====== Exercise materials ======

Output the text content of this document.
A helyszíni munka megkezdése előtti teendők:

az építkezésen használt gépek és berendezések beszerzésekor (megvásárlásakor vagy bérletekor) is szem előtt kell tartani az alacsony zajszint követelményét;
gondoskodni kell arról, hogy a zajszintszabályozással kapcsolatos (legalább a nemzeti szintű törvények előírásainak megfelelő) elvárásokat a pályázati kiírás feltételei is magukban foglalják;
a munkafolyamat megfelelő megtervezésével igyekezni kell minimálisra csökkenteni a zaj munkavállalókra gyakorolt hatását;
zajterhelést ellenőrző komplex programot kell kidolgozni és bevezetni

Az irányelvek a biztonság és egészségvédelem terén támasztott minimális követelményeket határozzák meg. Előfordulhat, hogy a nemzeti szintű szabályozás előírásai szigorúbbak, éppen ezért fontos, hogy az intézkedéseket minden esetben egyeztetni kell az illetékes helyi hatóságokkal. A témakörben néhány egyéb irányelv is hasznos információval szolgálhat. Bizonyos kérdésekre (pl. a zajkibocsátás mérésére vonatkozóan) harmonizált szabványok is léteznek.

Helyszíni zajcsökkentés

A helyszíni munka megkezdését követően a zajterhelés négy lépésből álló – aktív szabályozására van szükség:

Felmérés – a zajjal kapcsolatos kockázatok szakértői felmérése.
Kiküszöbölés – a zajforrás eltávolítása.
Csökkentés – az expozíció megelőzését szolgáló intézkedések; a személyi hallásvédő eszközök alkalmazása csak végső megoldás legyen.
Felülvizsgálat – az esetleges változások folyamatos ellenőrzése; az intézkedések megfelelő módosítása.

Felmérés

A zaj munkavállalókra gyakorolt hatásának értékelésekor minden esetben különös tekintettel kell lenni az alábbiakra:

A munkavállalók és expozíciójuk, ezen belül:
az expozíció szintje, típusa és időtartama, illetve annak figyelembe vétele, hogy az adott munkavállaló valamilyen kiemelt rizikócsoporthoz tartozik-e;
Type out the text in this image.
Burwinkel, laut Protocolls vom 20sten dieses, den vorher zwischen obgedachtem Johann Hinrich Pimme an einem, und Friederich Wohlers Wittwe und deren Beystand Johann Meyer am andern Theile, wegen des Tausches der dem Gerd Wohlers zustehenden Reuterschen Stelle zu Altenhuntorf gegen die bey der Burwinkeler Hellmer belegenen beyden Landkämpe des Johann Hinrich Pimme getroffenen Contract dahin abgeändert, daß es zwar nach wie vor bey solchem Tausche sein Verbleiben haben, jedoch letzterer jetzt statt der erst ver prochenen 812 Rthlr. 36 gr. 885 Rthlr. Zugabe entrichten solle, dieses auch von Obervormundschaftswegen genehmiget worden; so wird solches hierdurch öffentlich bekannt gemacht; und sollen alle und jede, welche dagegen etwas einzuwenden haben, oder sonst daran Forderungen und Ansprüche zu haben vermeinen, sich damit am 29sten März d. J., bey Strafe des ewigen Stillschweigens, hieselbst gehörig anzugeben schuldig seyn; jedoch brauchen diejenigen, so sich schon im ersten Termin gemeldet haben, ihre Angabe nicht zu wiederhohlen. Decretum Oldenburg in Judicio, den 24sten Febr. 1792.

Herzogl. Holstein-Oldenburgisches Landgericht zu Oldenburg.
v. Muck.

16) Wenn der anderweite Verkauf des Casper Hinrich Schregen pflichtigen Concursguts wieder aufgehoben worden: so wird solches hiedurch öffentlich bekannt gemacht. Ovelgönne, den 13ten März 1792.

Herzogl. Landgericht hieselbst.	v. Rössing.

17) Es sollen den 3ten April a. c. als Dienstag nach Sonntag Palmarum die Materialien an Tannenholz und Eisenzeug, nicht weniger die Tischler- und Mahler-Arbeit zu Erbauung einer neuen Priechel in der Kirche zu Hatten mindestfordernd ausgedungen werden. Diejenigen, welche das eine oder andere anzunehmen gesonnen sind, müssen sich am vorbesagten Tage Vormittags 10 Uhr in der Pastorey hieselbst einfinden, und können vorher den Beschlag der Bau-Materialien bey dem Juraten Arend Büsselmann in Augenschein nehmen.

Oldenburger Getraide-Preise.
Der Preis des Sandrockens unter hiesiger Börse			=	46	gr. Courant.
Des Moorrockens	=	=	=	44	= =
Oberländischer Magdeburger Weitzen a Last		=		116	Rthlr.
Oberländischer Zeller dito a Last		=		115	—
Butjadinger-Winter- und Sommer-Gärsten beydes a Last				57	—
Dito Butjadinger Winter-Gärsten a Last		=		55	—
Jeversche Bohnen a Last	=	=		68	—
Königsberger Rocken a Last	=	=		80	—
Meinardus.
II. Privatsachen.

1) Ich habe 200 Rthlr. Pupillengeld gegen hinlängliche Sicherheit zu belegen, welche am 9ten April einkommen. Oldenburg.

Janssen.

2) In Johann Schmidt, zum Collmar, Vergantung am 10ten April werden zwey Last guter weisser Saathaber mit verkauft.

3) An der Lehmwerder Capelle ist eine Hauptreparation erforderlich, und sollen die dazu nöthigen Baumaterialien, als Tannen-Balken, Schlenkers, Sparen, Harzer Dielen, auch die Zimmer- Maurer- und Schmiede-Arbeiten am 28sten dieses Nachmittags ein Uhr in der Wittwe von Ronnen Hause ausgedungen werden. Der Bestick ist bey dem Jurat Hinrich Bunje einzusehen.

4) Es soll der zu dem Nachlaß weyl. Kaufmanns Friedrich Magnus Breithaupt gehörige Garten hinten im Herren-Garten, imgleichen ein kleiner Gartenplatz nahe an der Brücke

======

Filter for "welche". Return all lines that hold it.

▶ [Task output]
Burwinkel, laut Protocolls vom 20sten dieses, den vorher zwischen obgedachtem Johann Hinrich Pimme an einem, und Friederich Wohlers Wittwe und deren Beystand Johann Meyer am andern Theile, wegen des Tausches der dem Gerd Wohlers zustehenden Reuterschen Stelle zu Altenhuntorf gegen die bey der Burwinkeler Hellmer belegenen beyden Landkämpe des Johann Hinrich Pimme getroffenen Contract dahin abgeändert, daß es zwar nach wie vor bey solchem Tausche sein Verbleiben haben, jedoch letzterer jetzt statt der erst ver prochenen 812 Rthlr. 36 gr. 885 Rthlr. Zugabe entrichten solle, dieses auch von Obervormundschaftswegen genehmiget worden; so wird solches hierdurch öffentlich bekannt gemacht; und sollen alle und jede, welche dagegen etwas einzuwenden haben, oder sonst daran Forderungen und Ansprüche zu haben vermeinen, sich damit am 29sten März d. J., bey Strafe des ewigen Stillschweigens, hieselbst gehörig anzugeben schuldig seyn; jedoch brauchen diejenigen, so sich schon im ersten Termin gemeldet haben, ihre Angabe nicht zu wiederhohlen. Decretum Oldenburg in Judicio, den 24sten Febr. 1792.
17) Es sollen den 3ten April a. c. als Dienstag nach Sonntag Palmarum die Materialien an Tannenholz und Eisenzeug, nicht weniger die Tischler- und Mahler-Arbeit zu Erbauung einer neuen Priechel in der Kirche zu Hatten mindestfordernd ausgedungen werden. Diejenigen, welche das eine oder andere anzunehmen gesonnen sind, müssen sich am vorbesagten Tage Vormittags 10 Uhr in der Pastorey hieselbst einfinden, und können vorher den Beschlag der Bau-Materialien bey dem Juraten Arend Büsselmann in Augenschein nehmen.
1) Ich habe 200 Rthlr. Pupillengeld gegen hinlängliche Sicherheit zu belegen, welche am 9ten April einkommen. Oldenburg.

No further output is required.